Job. Restate the records in their entirety, word for word.

Given entries.
>>>

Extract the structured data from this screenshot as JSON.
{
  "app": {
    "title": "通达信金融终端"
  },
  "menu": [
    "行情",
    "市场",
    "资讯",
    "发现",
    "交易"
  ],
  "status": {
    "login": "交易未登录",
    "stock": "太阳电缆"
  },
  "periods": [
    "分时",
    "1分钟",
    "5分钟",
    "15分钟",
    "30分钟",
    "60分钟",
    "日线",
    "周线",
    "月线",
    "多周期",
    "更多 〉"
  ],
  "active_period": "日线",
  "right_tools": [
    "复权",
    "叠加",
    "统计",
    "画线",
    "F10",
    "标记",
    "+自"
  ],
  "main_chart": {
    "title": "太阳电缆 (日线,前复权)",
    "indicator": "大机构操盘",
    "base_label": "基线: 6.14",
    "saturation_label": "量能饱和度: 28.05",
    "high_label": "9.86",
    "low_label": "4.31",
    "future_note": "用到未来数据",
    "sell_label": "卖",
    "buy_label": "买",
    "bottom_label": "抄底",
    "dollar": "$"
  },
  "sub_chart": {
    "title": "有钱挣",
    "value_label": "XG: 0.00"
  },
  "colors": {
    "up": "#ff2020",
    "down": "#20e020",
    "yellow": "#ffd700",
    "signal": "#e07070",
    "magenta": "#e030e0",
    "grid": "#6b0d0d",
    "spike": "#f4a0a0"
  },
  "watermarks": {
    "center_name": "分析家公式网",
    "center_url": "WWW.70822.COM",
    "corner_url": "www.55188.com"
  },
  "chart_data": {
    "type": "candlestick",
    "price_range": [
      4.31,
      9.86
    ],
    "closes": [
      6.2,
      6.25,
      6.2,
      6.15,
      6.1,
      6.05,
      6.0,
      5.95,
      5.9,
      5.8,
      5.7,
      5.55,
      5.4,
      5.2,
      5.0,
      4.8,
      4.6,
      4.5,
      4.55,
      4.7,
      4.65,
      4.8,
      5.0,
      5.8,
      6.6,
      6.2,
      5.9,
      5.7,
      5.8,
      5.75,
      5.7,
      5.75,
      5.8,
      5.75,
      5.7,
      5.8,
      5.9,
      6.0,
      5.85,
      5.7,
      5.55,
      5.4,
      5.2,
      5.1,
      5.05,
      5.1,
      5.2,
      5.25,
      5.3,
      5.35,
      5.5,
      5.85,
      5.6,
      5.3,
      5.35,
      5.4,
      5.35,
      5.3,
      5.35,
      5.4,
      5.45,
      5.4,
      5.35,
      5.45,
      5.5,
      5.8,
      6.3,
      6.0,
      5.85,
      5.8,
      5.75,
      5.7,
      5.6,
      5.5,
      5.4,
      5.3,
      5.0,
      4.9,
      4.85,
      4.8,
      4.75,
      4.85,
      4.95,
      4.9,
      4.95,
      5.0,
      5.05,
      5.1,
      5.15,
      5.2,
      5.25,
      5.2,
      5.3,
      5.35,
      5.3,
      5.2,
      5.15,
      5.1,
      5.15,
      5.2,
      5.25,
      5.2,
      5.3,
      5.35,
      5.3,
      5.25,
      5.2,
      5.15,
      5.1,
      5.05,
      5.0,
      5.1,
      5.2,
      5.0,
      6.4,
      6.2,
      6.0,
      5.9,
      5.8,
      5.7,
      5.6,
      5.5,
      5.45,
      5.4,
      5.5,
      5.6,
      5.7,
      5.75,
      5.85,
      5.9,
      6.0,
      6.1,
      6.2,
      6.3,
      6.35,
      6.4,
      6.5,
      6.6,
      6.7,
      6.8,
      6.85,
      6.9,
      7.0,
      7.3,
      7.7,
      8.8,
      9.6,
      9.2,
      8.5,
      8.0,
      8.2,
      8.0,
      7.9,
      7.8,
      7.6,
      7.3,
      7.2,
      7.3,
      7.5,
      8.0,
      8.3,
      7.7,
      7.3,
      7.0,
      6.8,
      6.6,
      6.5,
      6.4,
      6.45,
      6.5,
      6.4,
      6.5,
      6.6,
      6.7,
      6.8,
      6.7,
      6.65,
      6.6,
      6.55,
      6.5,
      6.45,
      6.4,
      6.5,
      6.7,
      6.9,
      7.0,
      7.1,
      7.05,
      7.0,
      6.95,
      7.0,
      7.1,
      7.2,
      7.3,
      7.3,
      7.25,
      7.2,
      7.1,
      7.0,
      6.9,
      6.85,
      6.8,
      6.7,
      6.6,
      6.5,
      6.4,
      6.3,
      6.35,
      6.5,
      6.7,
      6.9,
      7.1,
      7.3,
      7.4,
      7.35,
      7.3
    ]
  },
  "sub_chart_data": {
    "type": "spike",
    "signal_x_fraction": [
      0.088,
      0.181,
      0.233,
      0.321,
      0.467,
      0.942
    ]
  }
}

<<<

Answer.
Extract the structured data from this screenshot as JSON.
{
  "app": {
    "title": "通达信金融终端"
  },
  "menu": [
    "行情",
    "市场",
    "资讯",
    "发现",
    "交易"
  ],
  "status": {
    "login": "交易未登录",
    "stock": "太阳电缆"
  },
  "periods": [
    "分时",
    "1分钟",
    "5分钟",
    "15分钟",
    "30分钟",
    "60分钟",
    "日线",
    "周线",
    "月线",
    "多周期",
    "更多 〉"
  ],
  "active_period": "日线",
  "right_tools": [
    "复权",
    "叠加",
    "统计",
    "画线",
    "F10",
    "标记",
    "+自"
  ],
  "main_chart": {
    "title": "太阳电缆 (日线,前复权)",
    "indicator": "大机构操盘",
    "base_label": "基线: 6.14",
    "saturation_label": "量能饱和度: 28.05",
    "high_label": "9.86",
    "low_label": "4.31",
    "future_note": "用到未来数据",
    "sell_label": "卖",
    "buy_label": "买",
    "bottom_label": "抄底",
    "dollar": "$"
  },
  "sub_chart": {
    "title": "有钱挣",
    "value_label": "XG: 0.00"
  },
  "colors": {
    "up": "#ff2020",
    "down": "#20e020",
    "yellow": "#ffd700",
    "signal": "#e07070",
    "magenta": "#e030e0",
    "grid": "#6b0d0d",
    "spike": "#f4a0a0"
  },
  "watermarks": {
    "center_name": "分析家公式网",
    "center_url": "WWW.70822.COM",
    "corner_url": "www.55188.com"
  },
  "chart_data": {
    "type": "candlestick",
    "price_range": [
      4.31,
      9.86
    ],
    "closes": [
      6.2,
      6.25,
      6.2,
      6.15,
      6.1,
      6.05,
      6.0,
      5.95,
      5.9,
      5.8,
      5.7,
      5.55,
      5.4,
      5.2,
      5.0,
      4.8,
      4.6,
      4.5,
      4.55,
      4.7,
      4.65,
      4.8,
      5.0,
      5.8,
      6.6,
      6.2,
      5.9,
      5.7,
      5.8,
      5.75,
      5.7,
      5.75,
      5.8,
      5.75,
      5.7,
      5.8,
      5.9,
      6.0,
      5.85,
      5.7,
      5.55,
      5.4,
      5.2,
      5.1,
      5.05,
      5.1,
      5.2,
      5.25,
      5.3,
      5.35,
      5.5,
      5.85,
      5.6,
      5.3,
      5.35,
      5.4,
      5.35,
      5.3,
      5.35,
      5.4,
      5.45,
      5.4,
      5.35,
      5.45,
      5.5,
      5.8,
      6.3,
      6.0,
      5.85,
      5.8,
      5.75,
      5.7,
      5.6,
      5.5,
      5.4,
      5.3,
      5.0,
      4.9,
      4.85,
      4.8,
      4.75,
      4.85,
      4.95,
      4.9,
      4.95,
      5.0,
      5.05,
      5.1,
      5.15,
      5.2,
      5.25,
      5.2,
      5.3,
      5.35,
      5.3,
      5.2,
      5.15,
      5.1,
      5.15,
      5.2,
      5.25,
      5.2,
      5.3,
      5.35,
      5.3,
      5.25,
      5.2,
      5.15,
      5.1,
      5.05,
      5.0,
      5.1,
      5.2,
      5.0,
      6.4,
      6.2,
      6.0,
      5.9,
      5.8,
      5.7,
      5.6,
      5.5,
      5.45,
      5.4,
      5.5,
      5.6,
      5.7,
      5.75,
      5.85,
      5.9,
      6.0,
      6.1,
      6.2,
      6.3,
      6.35,
      6.4,
      6.5,
      6.6,
      6.7,
      6.8,
      6.85,
      6.9,
      7.0,
      7.3,
      7.7,
      8.8,
      9.6,
      9.2,
      8.5,
      8.0,
      8.2,
      8.0,
      7.9,
      7.8,
      7.6,
      7.3,
      7.2,
      7.3,
      7.5,
      8.0,
      8.3,
      7.7,
      7.3,
      7.0,
      6.8,
      6.6,
      6.5,
      6.4,
      6.45,
      6.5,
      6.4,
      6.5,
      6.6,
      6.7,
      6.8,
      6.7,
      6.65,
      6.6,
      6.55,
      6.5,
      6.45,
      6.4,
      6.5,
      6.7,
      6.9,
      7.0,
      7.1,
      7.05,
      7.0,
      6.95,
      7.0,
      7.1,
      7.2,
      7.3,
      7.3,
      7.25,
      7.2,
      7.1,
      7.0,
      6.9,
      6.85,
      6.8,
      6.7,
      6.6,
      6.5,
      6.4,
      6.3,
      6.35,
      6.5,
      6.7,
      6.9,
      7.1,
      7.3,
      7.4,
      7.35,
      7.3
    ]
  },
  "sub_chart_data": {
    "type": "spike",
    "signal_x_fraction": [
      0.088,
      0.181,
      0.233,
      0.321,
      0.467,
      0.942
    ]
  }
}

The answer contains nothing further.